### GIVEN INFORMATION
____________________
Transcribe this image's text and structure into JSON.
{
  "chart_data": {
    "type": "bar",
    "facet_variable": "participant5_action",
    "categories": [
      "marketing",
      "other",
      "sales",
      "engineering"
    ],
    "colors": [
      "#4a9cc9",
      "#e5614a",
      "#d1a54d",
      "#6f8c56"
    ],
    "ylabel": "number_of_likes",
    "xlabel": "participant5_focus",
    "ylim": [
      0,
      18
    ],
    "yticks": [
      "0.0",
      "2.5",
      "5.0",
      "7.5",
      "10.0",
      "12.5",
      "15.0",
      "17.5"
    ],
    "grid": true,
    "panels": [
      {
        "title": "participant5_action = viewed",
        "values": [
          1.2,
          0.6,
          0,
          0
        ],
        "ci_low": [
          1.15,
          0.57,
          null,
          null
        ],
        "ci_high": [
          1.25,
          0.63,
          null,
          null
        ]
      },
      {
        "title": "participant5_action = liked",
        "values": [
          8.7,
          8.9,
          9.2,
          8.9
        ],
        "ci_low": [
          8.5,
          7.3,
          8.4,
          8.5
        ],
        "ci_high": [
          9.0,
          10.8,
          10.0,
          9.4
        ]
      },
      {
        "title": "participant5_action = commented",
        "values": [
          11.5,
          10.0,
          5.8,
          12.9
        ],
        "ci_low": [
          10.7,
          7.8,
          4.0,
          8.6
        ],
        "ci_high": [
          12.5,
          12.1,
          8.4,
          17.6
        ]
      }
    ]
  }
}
____________________
### EXERCISE BRIEF
In the material above, find each line that contains the word "title", and select it.

### SOLUTION FOR THIS TASK
        "title": "participant5_action = viewed",
        "title": "participant5_action = liked",
        "title": "participant5_action = commented",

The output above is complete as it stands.